Exclude the pictures; give every entry again exactly as written.

— start of DATA SECTION —

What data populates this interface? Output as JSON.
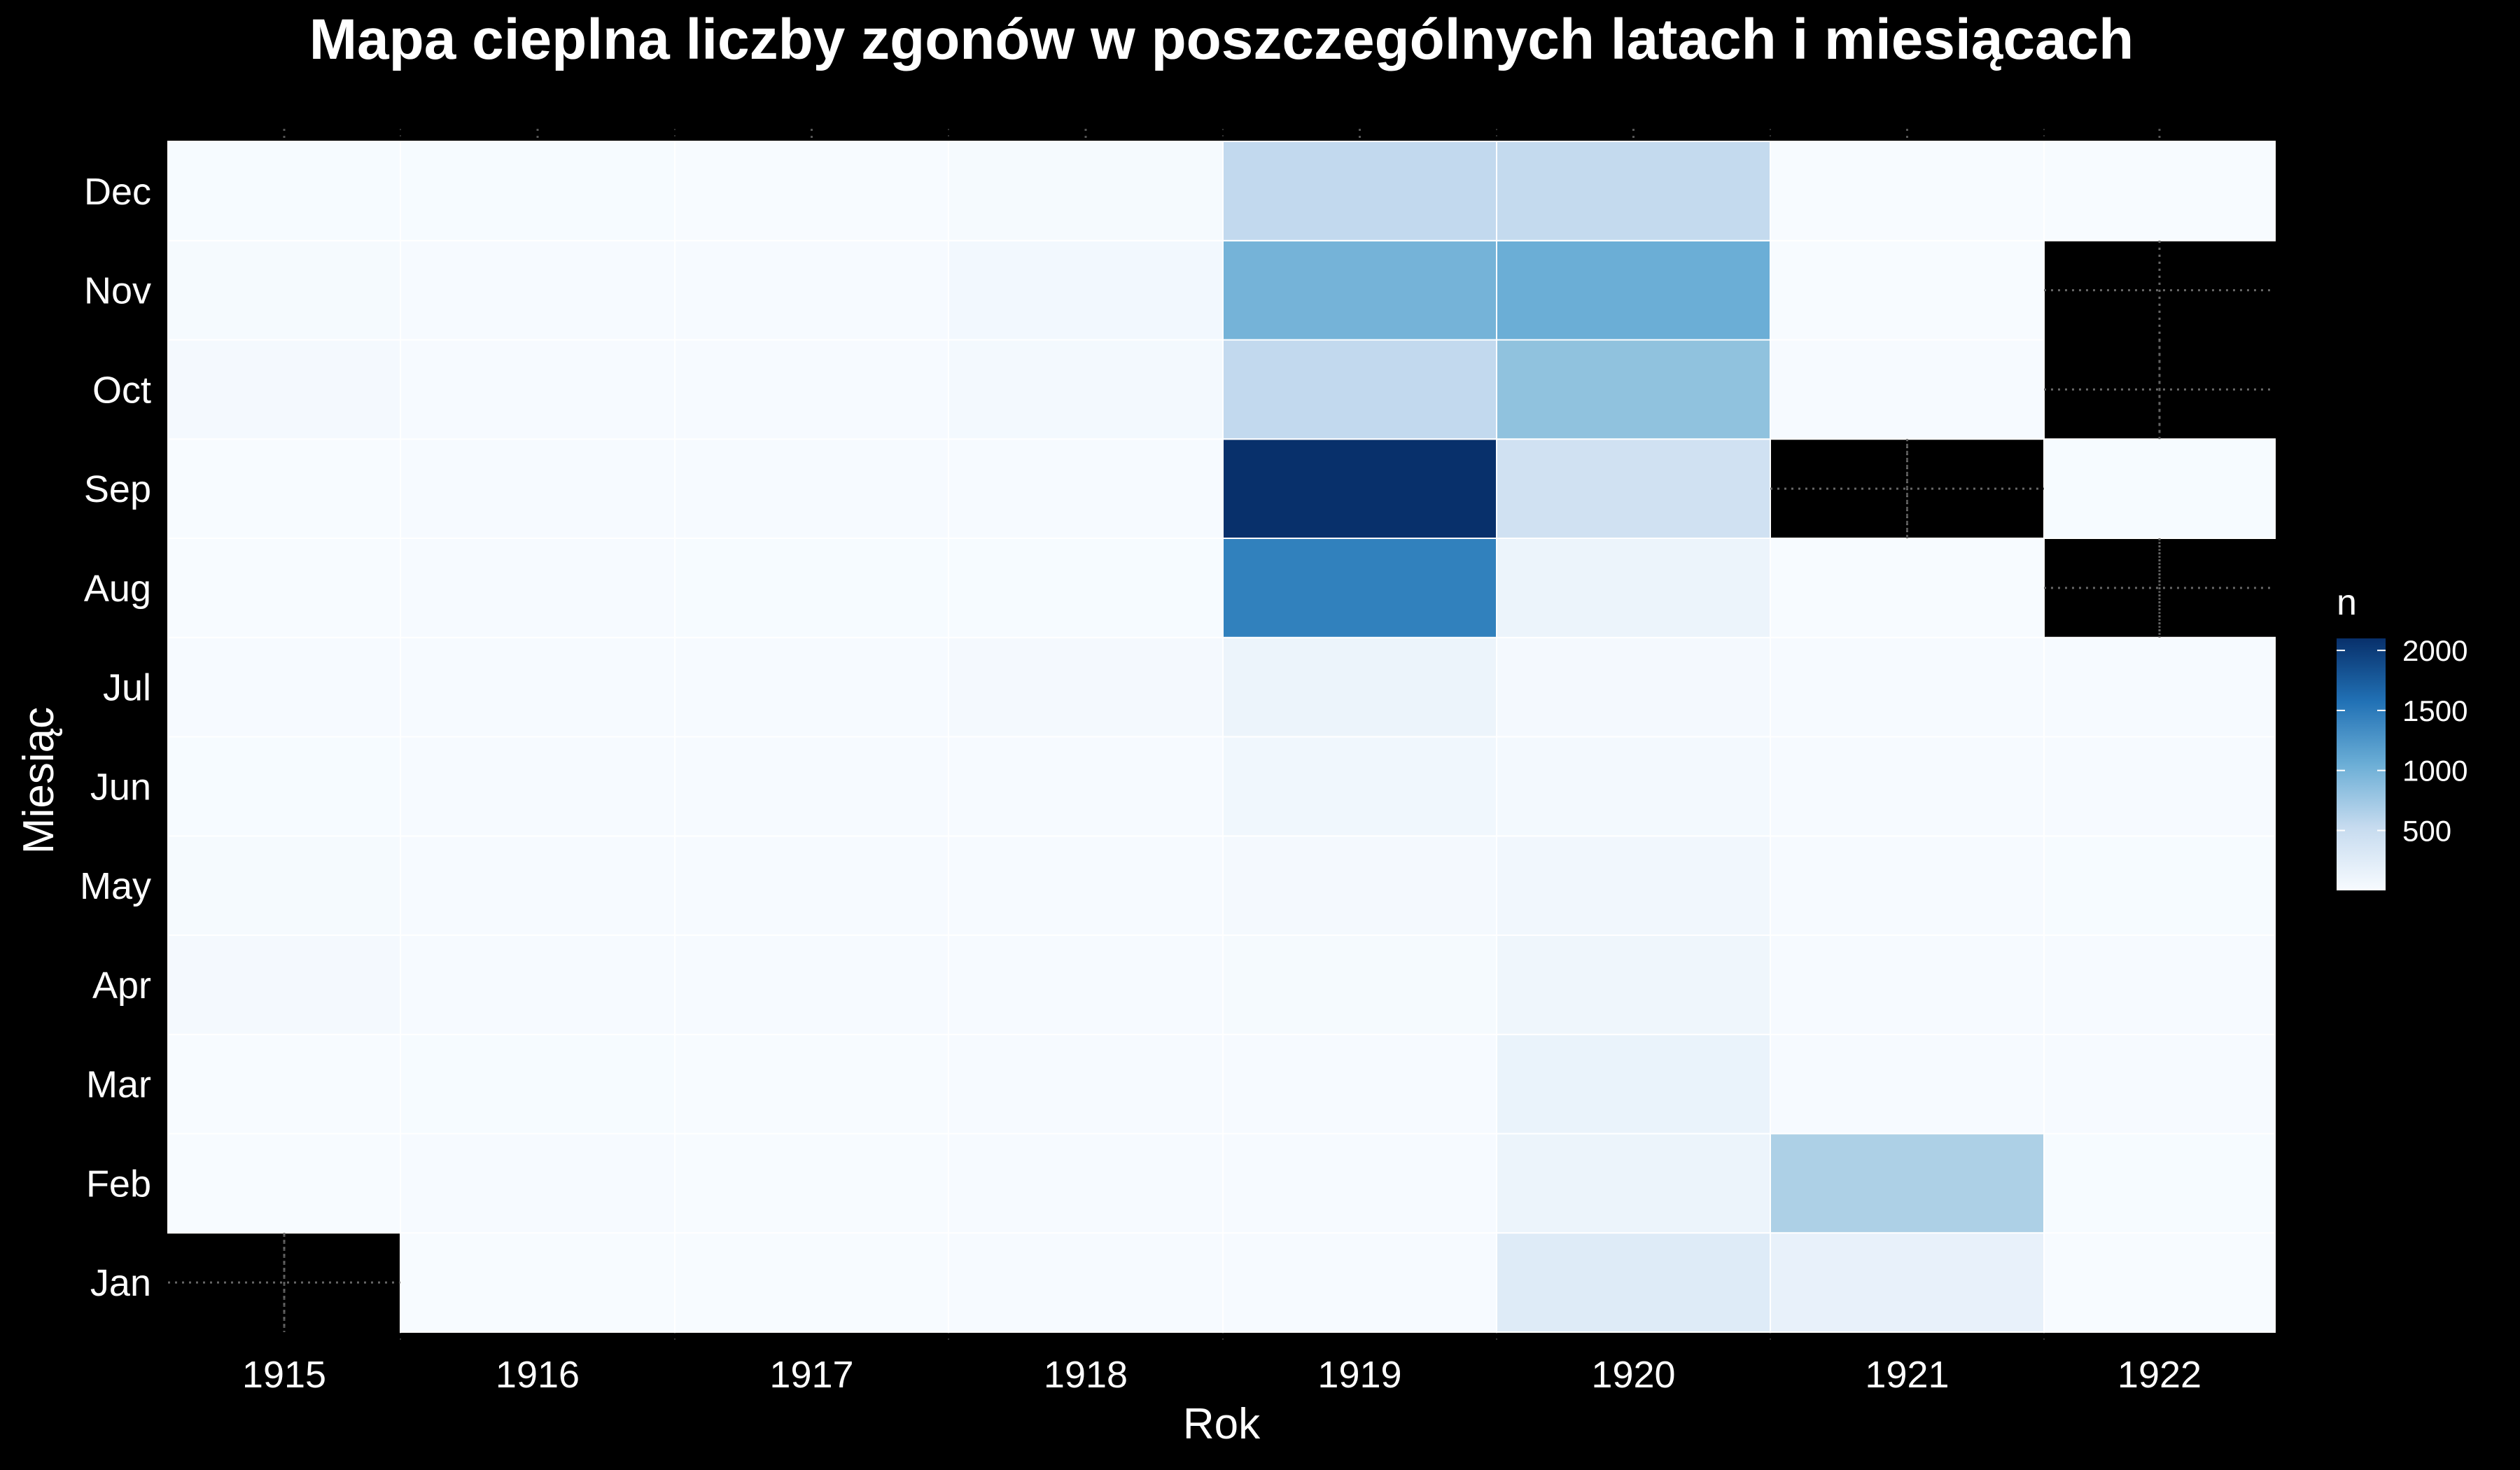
{
  "chart_data": {
    "type": "heatmap",
    "title": "Mapa cieplna liczby zgonów w poszczególnych latach i miesiącach",
    "xlabel": "Rok",
    "ylabel": "Miesiąc",
    "x": [
      "1915",
      "1916",
      "1917",
      "1918",
      "1919",
      "1920",
      "1921",
      "1922"
    ],
    "y": [
      "Jan",
      "Feb",
      "Mar",
      "Apr",
      "May",
      "Jun",
      "Jul",
      "Aug",
      "Sep",
      "Oct",
      "Nov",
      "Dec"
    ],
    "values": [
      [
        null,
        3,
        2,
        30,
        18,
        8,
        12,
        3,
        5,
        28,
        20,
        8
      ],
      [
        6,
        10,
        8,
        12,
        15,
        10,
        10,
        12,
        12,
        10,
        12,
        8
      ],
      [
        3,
        5,
        6,
        10,
        12,
        10,
        12,
        8,
        10,
        12,
        10,
        6
      ],
      [
        10,
        12,
        10,
        15,
        15,
        15,
        30,
        8,
        15,
        40,
        50,
        20
      ],
      [
        10,
        12,
        15,
        25,
        30,
        70,
        120,
        1450,
        2100,
        550,
        1000,
        550
      ],
      [
        260,
        120,
        140,
        90,
        60,
        40,
        30,
        120,
        420,
        860,
        1050,
        540
      ],
      [
        160,
        690,
        10,
        15,
        10,
        15,
        10,
        5,
        null,
        10,
        5,
        5
      ],
      [
        5,
        8,
        10,
        10,
        8,
        10,
        10,
        null,
        8,
        null,
        null,
        6
      ]
    ],
    "colorbar": {
      "label": "n",
      "min": 1,
      "max": 2100,
      "ticks": [
        500,
        1000,
        1500,
        2000
      ],
      "low_color": "#f7fbff",
      "high_color": "#08306b"
    },
    "missing_color": "#000000",
    "grid": true
  }
}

— end of DATA SECTION —

**RESPONSE TO THE TASK**
What data populates this interface? Output as JSON.
{
  "chart_data": {
    "type": "heatmap",
    "title": "Mapa cieplna liczby zgonów w poszczególnych latach i miesiącach",
    "xlabel": "Rok",
    "ylabel": "Miesiąc",
    "x": [
      "1915",
      "1916",
      "1917",
      "1918",
      "1919",
      "1920",
      "1921",
      "1922"
    ],
    "y": [
      "Jan",
      "Feb",
      "Mar",
      "Apr",
      "May",
      "Jun",
      "Jul",
      "Aug",
      "Sep",
      "Oct",
      "Nov",
      "Dec"
    ],
    "values": [
      [
        null,
        3,
        2,
        30,
        18,
        8,
        12,
        3,
        5,
        28,
        20,
        8
      ],
      [
        6,
        10,
        8,
        12,
        15,
        10,
        10,
        12,
        12,
        10,
        12,
        8
      ],
      [
        3,
        5,
        6,
        10,
        12,
        10,
        12,
        8,
        10,
        12,
        10,
        6
      ],
      [
        10,
        12,
        10,
        15,
        15,
        15,
        30,
        8,
        15,
        40,
        50,
        20
      ],
      [
        10,
        12,
        15,
        25,
        30,
        70,
        120,
        1450,
        2100,
        550,
        1000,
        550
      ],
      [
        260,
        120,
        140,
        90,
        60,
        40,
        30,
        120,
        420,
        860,
        1050,
        540
      ],
      [
        160,
        690,
        10,
        15,
        10,
        15,
        10,
        5,
        null,
        10,
        5,
        5
      ],
      [
        5,
        8,
        10,
        10,
        8,
        10,
        10,
        null,
        8,
        null,
        null,
        6
      ]
    ],
    "colorbar": {
      "label": "n",
      "min": 1,
      "max": 2100,
      "ticks": [
        500,
        1000,
        1500,
        2000
      ],
      "low_color": "#f7fbff",
      "high_color": "#08306b"
    },
    "missing_color": "#000000",
    "grid": true
  }
}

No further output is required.